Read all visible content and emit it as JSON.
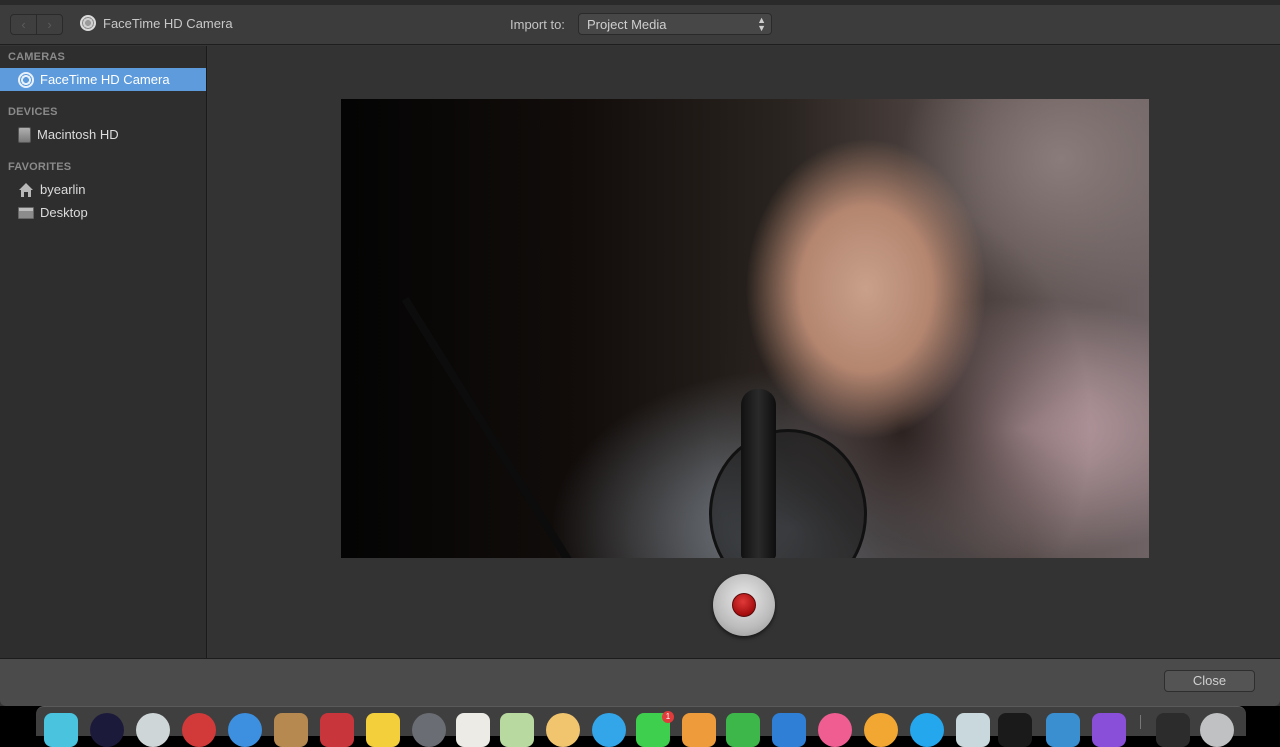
{
  "toolbar": {
    "back_icon": "‹",
    "forward_icon": "›",
    "source_title": "FaceTime HD Camera",
    "import_label": "Import to:",
    "import_value": "Project Media",
    "select_arrows": "⌃⌄"
  },
  "sidebar": {
    "sections": [
      {
        "heading": "CAMERAS",
        "items": [
          {
            "label": "FaceTime HD Camera",
            "icon": "camera-icon",
            "selected": true
          }
        ]
      },
      {
        "heading": "DEVICES",
        "items": [
          {
            "label": "Macintosh HD",
            "icon": "hard-drive-icon",
            "selected": false
          }
        ]
      },
      {
        "heading": "FAVORITES",
        "items": [
          {
            "label": "byearlin",
            "icon": "home-icon",
            "selected": false
          },
          {
            "label": "Desktop",
            "icon": "desktop-folder-icon",
            "selected": false
          }
        ]
      }
    ]
  },
  "preview": {
    "description": "Live camera preview: woman with headscarf and headphones speaking into a microphone"
  },
  "record": {
    "icon": "record-icon"
  },
  "footer": {
    "close_label": "Close"
  },
  "dock": {
    "badge_count": "1",
    "colors": {
      "finder": "#49c3de",
      "launchpad": "#1c1a3a",
      "safari_alt": "#cfd6d8",
      "red_app": "#d23a3a",
      "safari": "#3d8fe0",
      "contacts": "#b5894f",
      "calendar": "#c8353b",
      "notes": "#f2cf3b",
      "system": "#6a6d73",
      "pages": "#ecebe6",
      "maps": "#b8d9a0",
      "photos": "#f1c46e",
      "appstore_blue": "#33a6ea",
      "messages": "#3fcf4e",
      "ibooks": "#ee9b3b",
      "numbers": "#3db74a",
      "keynote": "#2f7fd6",
      "itunes": "#f05d91",
      "ibooks2": "#f3a733",
      "appstore": "#25a7ee",
      "preview_app": "#c9d8dc",
      "terminal": "#1a1a1a",
      "xcode": "#3a8fd0",
      "instruments": "#8a4fd8",
      "downloads": "#2c2c2c",
      "trash": "#bfc1c3"
    }
  }
}
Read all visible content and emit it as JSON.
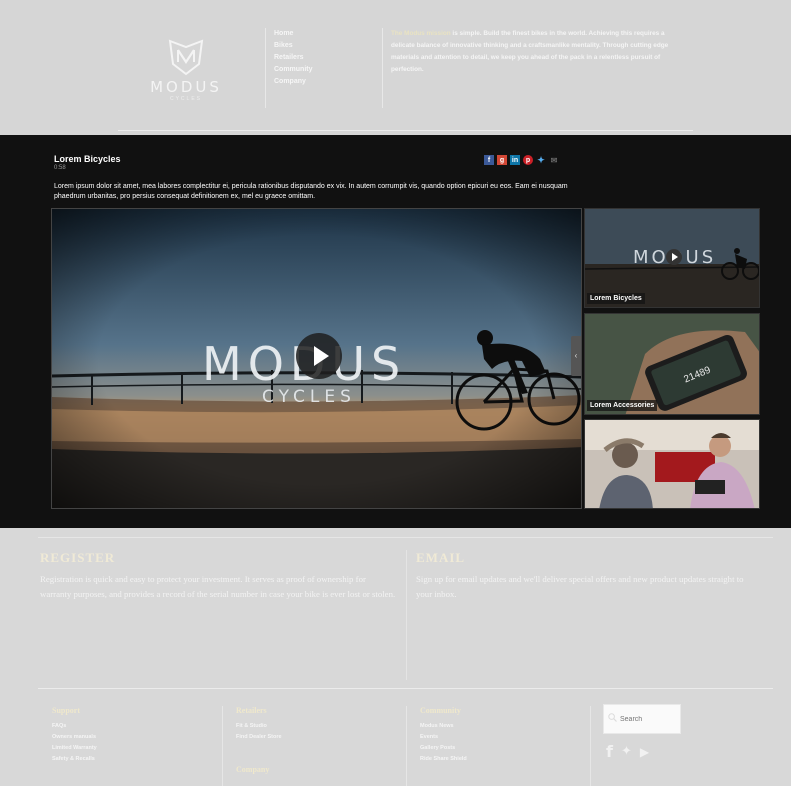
{
  "header": {
    "logo_word": "MODUS",
    "logo_sub": "CYCLES",
    "nav": [
      "Home",
      "Bikes",
      "Retailers",
      "Community",
      "Company"
    ],
    "intro_accent": "The Modus mission",
    "intro_text": " is simple. Build the finest bikes in the world. Achieving this requires a delicate balance of innovative thinking and a craftsmanlike mentality. Through cutting edge materials and attention to detail, we keep you ahead of the pack in a relentless pursuit of perfection."
  },
  "video": {
    "title": "Lorem Bicycles",
    "time": "0:58",
    "description": "Lorem ipsum dolor sit amet, mea labores complectitur ei, pericula rationibus disputando ex vix. In autem corrumpit vis, quando option epicuri eu eos. Eam ei nusquam phaedrum urbanitas, pro persius consequat definitionem ex, mel eu graece omittam.",
    "player_logo": "MODUS",
    "player_sub": "CYCLES",
    "share_icons": [
      "facebook-icon",
      "google-plus-icon",
      "linkedin-icon",
      "pinterest-icon",
      "twitter-icon",
      "email-icon"
    ],
    "thumbnails": [
      {
        "caption": "Lorem Bicycles",
        "logo": "MODUS"
      },
      {
        "caption": "Lorem Accessories",
        "speed": "21489"
      },
      {
        "caption": ""
      }
    ]
  },
  "register": {
    "title": "REGISTER",
    "body": "Registration is quick and easy to protect your investment. It serves as proof of ownership for warranty purposes, and provides a record of the serial number in case your bike is ever lost or stolen."
  },
  "email": {
    "title": "EMAIL",
    "body": "Sign up for email updates and we'll deliver special offers and new product updates straight to your inbox."
  },
  "footer": {
    "support": {
      "title": "Support",
      "links": [
        "FAQs",
        "Owners manuals",
        "Limited Warranty",
        "Safety & Recalls"
      ]
    },
    "retailers": {
      "title": "Retailers",
      "links": [
        "Fit & Studio",
        "Find Dealer Store"
      ],
      "second_title": "Company"
    },
    "community": {
      "title": "Community",
      "links": [
        "Modus News",
        "Events",
        "Gallery Posts",
        "Ride Share Shield"
      ]
    },
    "search_placeholder": "Search",
    "social_icons": [
      "facebook-icon",
      "twitter-icon",
      "youtube-icon"
    ]
  },
  "colors": {
    "band": "#111111",
    "page": "#d8d8d8",
    "accent": "#e9e3c2"
  }
}
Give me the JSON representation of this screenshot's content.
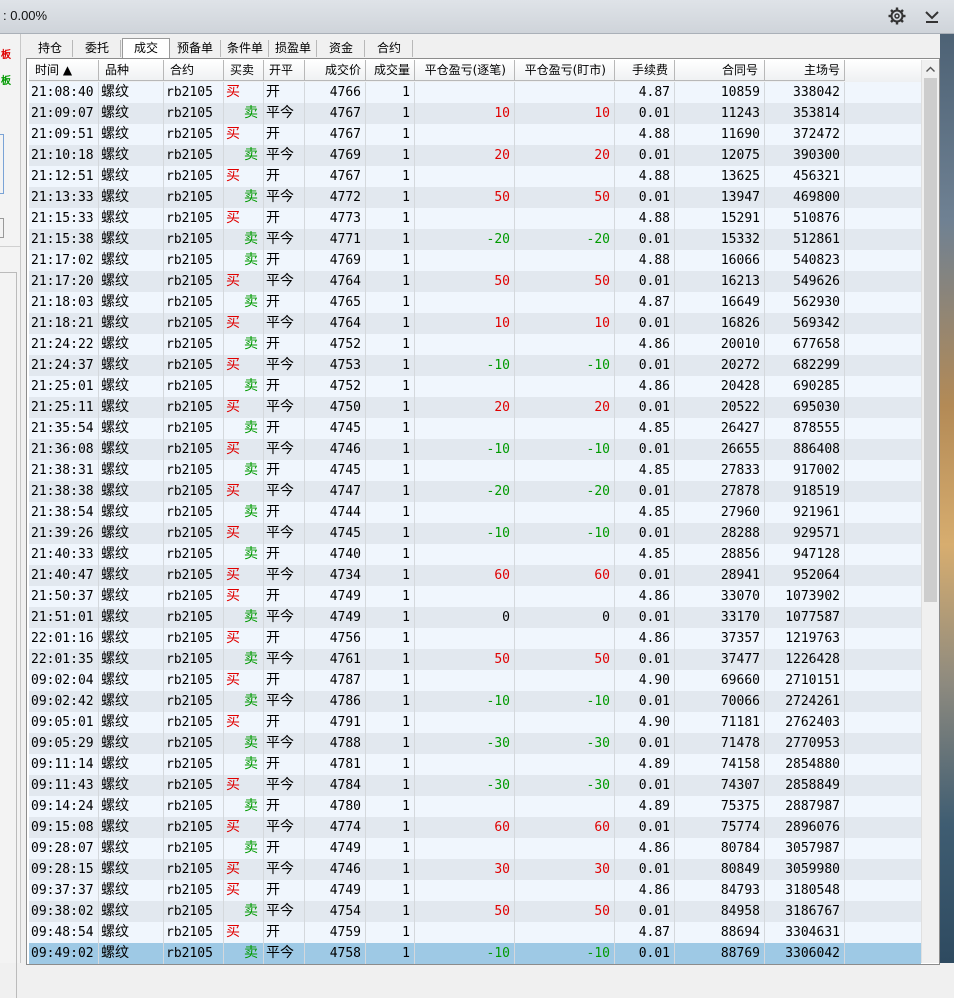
{
  "window": {
    "title": ": 0.00%"
  },
  "left_panel": {
    "mark1": "板",
    "mark2": "板"
  },
  "tabs": [
    {
      "label": "持仓",
      "active": false
    },
    {
      "label": "委托",
      "active": false
    },
    {
      "label": "成交",
      "active": true
    },
    {
      "label": "预备单",
      "active": false
    },
    {
      "label": "条件单",
      "active": false
    },
    {
      "label": "损盈单",
      "active": false
    },
    {
      "label": "资金",
      "active": false
    },
    {
      "label": "合约",
      "active": false
    }
  ],
  "columns": [
    "时间 ▲",
    "品种",
    "合约",
    "买卖",
    "开平",
    "成交价",
    "成交量",
    "平仓盈亏(逐笔)",
    "平仓盈亏(盯市)",
    "手续费",
    "合同号",
    "主场号"
  ],
  "colors": {
    "buy": "#e00000",
    "sell": "#009a00",
    "selected_row": "#9ec9e5"
  },
  "icons": [
    "gear-icon",
    "chevron-down-icon",
    "scroll-up-arrow-icon"
  ],
  "rows": [
    [
      "21:08:40",
      "螺纹",
      "rb2105",
      "买",
      "开",
      "4766",
      "1",
      "",
      "",
      "4.87",
      "10859",
      "338042"
    ],
    [
      "21:09:07",
      "螺纹",
      "rb2105",
      "卖",
      "平今",
      "4767",
      "1",
      "10",
      "10",
      "0.01",
      "11243",
      "353814"
    ],
    [
      "21:09:51",
      "螺纹",
      "rb2105",
      "买",
      "开",
      "4767",
      "1",
      "",
      "",
      "4.88",
      "11690",
      "372472"
    ],
    [
      "21:10:18",
      "螺纹",
      "rb2105",
      "卖",
      "平今",
      "4769",
      "1",
      "20",
      "20",
      "0.01",
      "12075",
      "390300"
    ],
    [
      "21:12:51",
      "螺纹",
      "rb2105",
      "买",
      "开",
      "4767",
      "1",
      "",
      "",
      "4.88",
      "13625",
      "456321"
    ],
    [
      "21:13:33",
      "螺纹",
      "rb2105",
      "卖",
      "平今",
      "4772",
      "1",
      "50",
      "50",
      "0.01",
      "13947",
      "469800"
    ],
    [
      "21:15:33",
      "螺纹",
      "rb2105",
      "买",
      "开",
      "4773",
      "1",
      "",
      "",
      "4.88",
      "15291",
      "510876"
    ],
    [
      "21:15:38",
      "螺纹",
      "rb2105",
      "卖",
      "平今",
      "4771",
      "1",
      "-20",
      "-20",
      "0.01",
      "15332",
      "512861"
    ],
    [
      "21:17:02",
      "螺纹",
      "rb2105",
      "卖",
      "开",
      "4769",
      "1",
      "",
      "",
      "4.88",
      "16066",
      "540823"
    ],
    [
      "21:17:20",
      "螺纹",
      "rb2105",
      "买",
      "平今",
      "4764",
      "1",
      "50",
      "50",
      "0.01",
      "16213",
      "549626"
    ],
    [
      "21:18:03",
      "螺纹",
      "rb2105",
      "卖",
      "开",
      "4765",
      "1",
      "",
      "",
      "4.87",
      "16649",
      "562930"
    ],
    [
      "21:18:21",
      "螺纹",
      "rb2105",
      "买",
      "平今",
      "4764",
      "1",
      "10",
      "10",
      "0.01",
      "16826",
      "569342"
    ],
    [
      "21:24:22",
      "螺纹",
      "rb2105",
      "卖",
      "开",
      "4752",
      "1",
      "",
      "",
      "4.86",
      "20010",
      "677658"
    ],
    [
      "21:24:37",
      "螺纹",
      "rb2105",
      "买",
      "平今",
      "4753",
      "1",
      "-10",
      "-10",
      "0.01",
      "20272",
      "682299"
    ],
    [
      "21:25:01",
      "螺纹",
      "rb2105",
      "卖",
      "开",
      "4752",
      "1",
      "",
      "",
      "4.86",
      "20428",
      "690285"
    ],
    [
      "21:25:11",
      "螺纹",
      "rb2105",
      "买",
      "平今",
      "4750",
      "1",
      "20",
      "20",
      "0.01",
      "20522",
      "695030"
    ],
    [
      "21:35:54",
      "螺纹",
      "rb2105",
      "卖",
      "开",
      "4745",
      "1",
      "",
      "",
      "4.85",
      "26427",
      "878555"
    ],
    [
      "21:36:08",
      "螺纹",
      "rb2105",
      "买",
      "平今",
      "4746",
      "1",
      "-10",
      "-10",
      "0.01",
      "26655",
      "886408"
    ],
    [
      "21:38:31",
      "螺纹",
      "rb2105",
      "卖",
      "开",
      "4745",
      "1",
      "",
      "",
      "4.85",
      "27833",
      "917002"
    ],
    [
      "21:38:38",
      "螺纹",
      "rb2105",
      "买",
      "平今",
      "4747",
      "1",
      "-20",
      "-20",
      "0.01",
      "27878",
      "918519"
    ],
    [
      "21:38:54",
      "螺纹",
      "rb2105",
      "卖",
      "开",
      "4744",
      "1",
      "",
      "",
      "4.85",
      "27960",
      "921961"
    ],
    [
      "21:39:26",
      "螺纹",
      "rb2105",
      "买",
      "平今",
      "4745",
      "1",
      "-10",
      "-10",
      "0.01",
      "28288",
      "929571"
    ],
    [
      "21:40:33",
      "螺纹",
      "rb2105",
      "卖",
      "开",
      "4740",
      "1",
      "",
      "",
      "4.85",
      "28856",
      "947128"
    ],
    [
      "21:40:47",
      "螺纹",
      "rb2105",
      "买",
      "平今",
      "4734",
      "1",
      "60",
      "60",
      "0.01",
      "28941",
      "952064"
    ],
    [
      "21:50:37",
      "螺纹",
      "rb2105",
      "买",
      "开",
      "4749",
      "1",
      "",
      "",
      "4.86",
      "33070",
      "1073902"
    ],
    [
      "21:51:01",
      "螺纹",
      "rb2105",
      "卖",
      "平今",
      "4749",
      "1",
      "0",
      "0",
      "0.01",
      "33170",
      "1077587"
    ],
    [
      "22:01:16",
      "螺纹",
      "rb2105",
      "买",
      "开",
      "4756",
      "1",
      "",
      "",
      "4.86",
      "37357",
      "1219763"
    ],
    [
      "22:01:35",
      "螺纹",
      "rb2105",
      "卖",
      "平今",
      "4761",
      "1",
      "50",
      "50",
      "0.01",
      "37477",
      "1226428"
    ],
    [
      "09:02:04",
      "螺纹",
      "rb2105",
      "买",
      "开",
      "4787",
      "1",
      "",
      "",
      "4.90",
      "69660",
      "2710151"
    ],
    [
      "09:02:42",
      "螺纹",
      "rb2105",
      "卖",
      "平今",
      "4786",
      "1",
      "-10",
      "-10",
      "0.01",
      "70066",
      "2724261"
    ],
    [
      "09:05:01",
      "螺纹",
      "rb2105",
      "买",
      "开",
      "4791",
      "1",
      "",
      "",
      "4.90",
      "71181",
      "2762403"
    ],
    [
      "09:05:29",
      "螺纹",
      "rb2105",
      "卖",
      "平今",
      "4788",
      "1",
      "-30",
      "-30",
      "0.01",
      "71478",
      "2770953"
    ],
    [
      "09:11:14",
      "螺纹",
      "rb2105",
      "卖",
      "开",
      "4781",
      "1",
      "",
      "",
      "4.89",
      "74158",
      "2854880"
    ],
    [
      "09:11:43",
      "螺纹",
      "rb2105",
      "买",
      "平今",
      "4784",
      "1",
      "-30",
      "-30",
      "0.01",
      "74307",
      "2858849"
    ],
    [
      "09:14:24",
      "螺纹",
      "rb2105",
      "卖",
      "开",
      "4780",
      "1",
      "",
      "",
      "4.89",
      "75375",
      "2887987"
    ],
    [
      "09:15:08",
      "螺纹",
      "rb2105",
      "买",
      "平今",
      "4774",
      "1",
      "60",
      "60",
      "0.01",
      "75774",
      "2896076"
    ],
    [
      "09:28:07",
      "螺纹",
      "rb2105",
      "卖",
      "开",
      "4749",
      "1",
      "",
      "",
      "4.86",
      "80784",
      "3057987"
    ],
    [
      "09:28:15",
      "螺纹",
      "rb2105",
      "买",
      "平今",
      "4746",
      "1",
      "30",
      "30",
      "0.01",
      "80849",
      "3059980"
    ],
    [
      "09:37:37",
      "螺纹",
      "rb2105",
      "买",
      "开",
      "4749",
      "1",
      "",
      "",
      "4.86",
      "84793",
      "3180548"
    ],
    [
      "09:38:02",
      "螺纹",
      "rb2105",
      "卖",
      "平今",
      "4754",
      "1",
      "50",
      "50",
      "0.01",
      "84958",
      "3186767"
    ],
    [
      "09:48:54",
      "螺纹",
      "rb2105",
      "买",
      "开",
      "4759",
      "1",
      "",
      "",
      "4.87",
      "88694",
      "3304631"
    ],
    [
      "09:49:02",
      "螺纹",
      "rb2105",
      "卖",
      "平今",
      "4758",
      "1",
      "-10",
      "-10",
      "0.01",
      "88769",
      "3306042"
    ]
  ],
  "selected_row_index": 41
}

====================

(WORK TO BE COMPLETED): Look for the word "heading" and return every line where it occurs.

(SOLVED EXERCISE):
        "heading": "CAMERAS",
        "heading": "DEVICES",
        "heading": "FAVORITES",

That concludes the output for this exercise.